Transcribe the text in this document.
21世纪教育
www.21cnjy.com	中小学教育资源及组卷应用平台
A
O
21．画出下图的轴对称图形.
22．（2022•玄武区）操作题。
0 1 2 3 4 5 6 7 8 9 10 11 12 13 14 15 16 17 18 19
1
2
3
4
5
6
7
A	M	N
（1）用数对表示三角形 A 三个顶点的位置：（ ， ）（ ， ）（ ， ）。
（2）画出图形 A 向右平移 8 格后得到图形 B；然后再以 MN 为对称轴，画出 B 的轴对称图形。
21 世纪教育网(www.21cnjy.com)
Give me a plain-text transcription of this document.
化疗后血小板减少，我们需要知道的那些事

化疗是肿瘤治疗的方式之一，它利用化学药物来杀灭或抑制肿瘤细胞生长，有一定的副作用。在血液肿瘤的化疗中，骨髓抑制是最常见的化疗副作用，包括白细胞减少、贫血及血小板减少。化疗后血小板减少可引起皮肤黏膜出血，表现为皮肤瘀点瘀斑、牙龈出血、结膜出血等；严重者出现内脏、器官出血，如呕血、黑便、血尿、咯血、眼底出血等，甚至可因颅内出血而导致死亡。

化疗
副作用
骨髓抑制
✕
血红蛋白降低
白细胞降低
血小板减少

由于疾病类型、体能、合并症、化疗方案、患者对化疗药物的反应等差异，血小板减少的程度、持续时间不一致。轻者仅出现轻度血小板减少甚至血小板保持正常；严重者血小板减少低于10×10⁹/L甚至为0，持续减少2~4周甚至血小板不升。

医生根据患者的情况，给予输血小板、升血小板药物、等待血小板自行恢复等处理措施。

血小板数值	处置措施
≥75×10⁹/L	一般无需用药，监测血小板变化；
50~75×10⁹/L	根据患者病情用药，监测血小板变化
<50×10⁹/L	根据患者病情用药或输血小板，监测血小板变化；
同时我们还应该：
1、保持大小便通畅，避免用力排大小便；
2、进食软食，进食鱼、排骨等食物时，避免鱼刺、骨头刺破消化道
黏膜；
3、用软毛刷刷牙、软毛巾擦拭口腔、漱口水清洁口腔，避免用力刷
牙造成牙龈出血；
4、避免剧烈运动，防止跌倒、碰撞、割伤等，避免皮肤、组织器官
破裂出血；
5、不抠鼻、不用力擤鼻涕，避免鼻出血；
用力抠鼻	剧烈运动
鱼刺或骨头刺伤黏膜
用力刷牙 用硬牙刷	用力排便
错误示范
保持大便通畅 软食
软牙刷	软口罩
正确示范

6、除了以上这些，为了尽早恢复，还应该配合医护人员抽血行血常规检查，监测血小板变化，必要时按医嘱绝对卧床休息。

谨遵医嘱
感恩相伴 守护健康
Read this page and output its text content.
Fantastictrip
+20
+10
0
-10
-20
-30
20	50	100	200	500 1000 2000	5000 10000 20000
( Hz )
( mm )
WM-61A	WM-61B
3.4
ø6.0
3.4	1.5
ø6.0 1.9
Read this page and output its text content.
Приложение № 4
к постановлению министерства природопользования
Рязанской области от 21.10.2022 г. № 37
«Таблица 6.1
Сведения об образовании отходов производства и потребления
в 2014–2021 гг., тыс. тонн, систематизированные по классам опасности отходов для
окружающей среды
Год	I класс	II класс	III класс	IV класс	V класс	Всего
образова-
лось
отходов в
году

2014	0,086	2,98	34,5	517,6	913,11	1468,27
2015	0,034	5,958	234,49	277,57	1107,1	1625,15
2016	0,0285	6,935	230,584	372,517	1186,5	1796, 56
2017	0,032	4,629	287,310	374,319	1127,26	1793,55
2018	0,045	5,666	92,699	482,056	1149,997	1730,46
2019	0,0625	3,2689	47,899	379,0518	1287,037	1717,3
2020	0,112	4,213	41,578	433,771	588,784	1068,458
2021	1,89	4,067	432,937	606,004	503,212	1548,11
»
——
DIRECTION:
Find the lines above that include the string "document" and copy them.

WORKED ANSWER:
Transcribe the text in this document.
Give me a plain-text transcription of this document.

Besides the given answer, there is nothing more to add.